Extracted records
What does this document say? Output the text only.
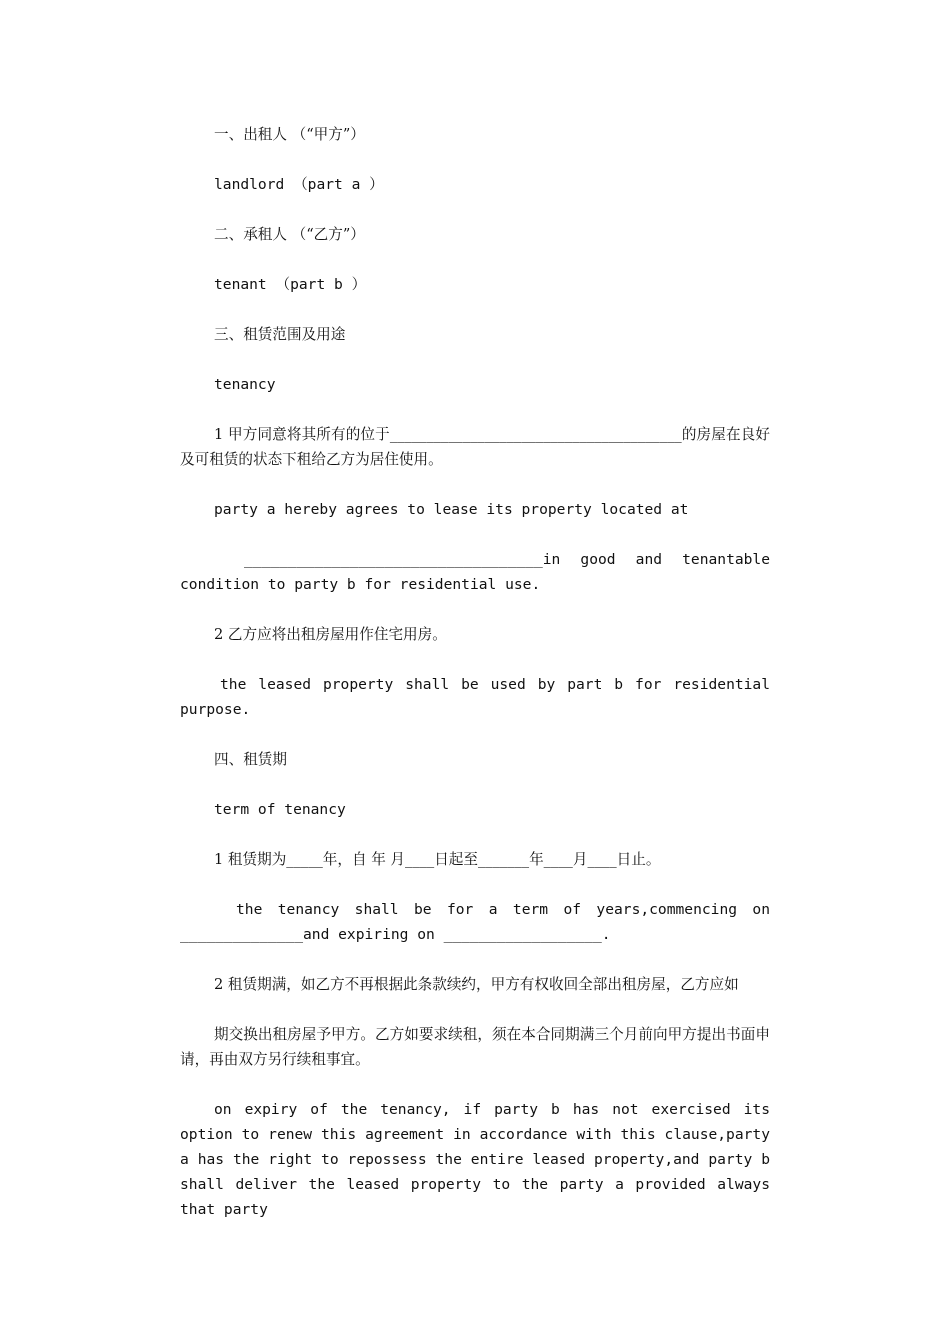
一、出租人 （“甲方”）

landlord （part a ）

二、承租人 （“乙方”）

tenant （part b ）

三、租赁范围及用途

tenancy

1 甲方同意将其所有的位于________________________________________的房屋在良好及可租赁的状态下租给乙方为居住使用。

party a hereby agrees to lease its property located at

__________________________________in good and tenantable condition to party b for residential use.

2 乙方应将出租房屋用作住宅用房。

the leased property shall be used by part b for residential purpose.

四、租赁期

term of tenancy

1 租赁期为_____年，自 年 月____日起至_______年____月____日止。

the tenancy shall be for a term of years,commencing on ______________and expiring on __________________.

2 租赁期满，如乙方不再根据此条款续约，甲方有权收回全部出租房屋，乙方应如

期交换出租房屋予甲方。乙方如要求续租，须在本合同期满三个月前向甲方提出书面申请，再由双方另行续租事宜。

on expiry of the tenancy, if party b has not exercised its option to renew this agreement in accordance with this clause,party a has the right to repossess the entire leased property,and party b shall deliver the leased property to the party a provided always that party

▶ **SET PROBLEM**:
Repeat the material above verbatim, with no pictures in the output.

▶ **THE RESULT**:
What does this document say? Output the text only.
一、出租人 （“甲方”）

landlord （part a ）

二、承租人 （“乙方”）

tenant （part b ）

三、租赁范围及用途

tenancy

1 甲方同意将其所有的位于________________________________________的房屋在良好及可租赁的状态下租给乙方为居住使用。

party a hereby agrees to lease its property located at

__________________________________in good and tenantable condition to party b for residential use.

2 乙方应将出租房屋用作住宅用房。

the leased property shall be used by part b for residential purpose.

四、租赁期

term of tenancy

1 租赁期为_____年，自 年 月____日起至_______年____月____日止。

the tenancy shall be for a term of years,commencing on ______________and expiring on __________________.

2 租赁期满，如乙方不再根据此条款续约，甲方有权收回全部出租房屋，乙方应如

期交换出租房屋予甲方。乙方如要求续租，须在本合同期满三个月前向甲方提出书面申请，再由双方另行续租事宜。

on expiry of the tenancy, if party b has not exercised its option to renew this agreement in accordance with this clause,party a has the right to repossess the entire leased property,and party b shall deliver the leased property to the party a provided always that party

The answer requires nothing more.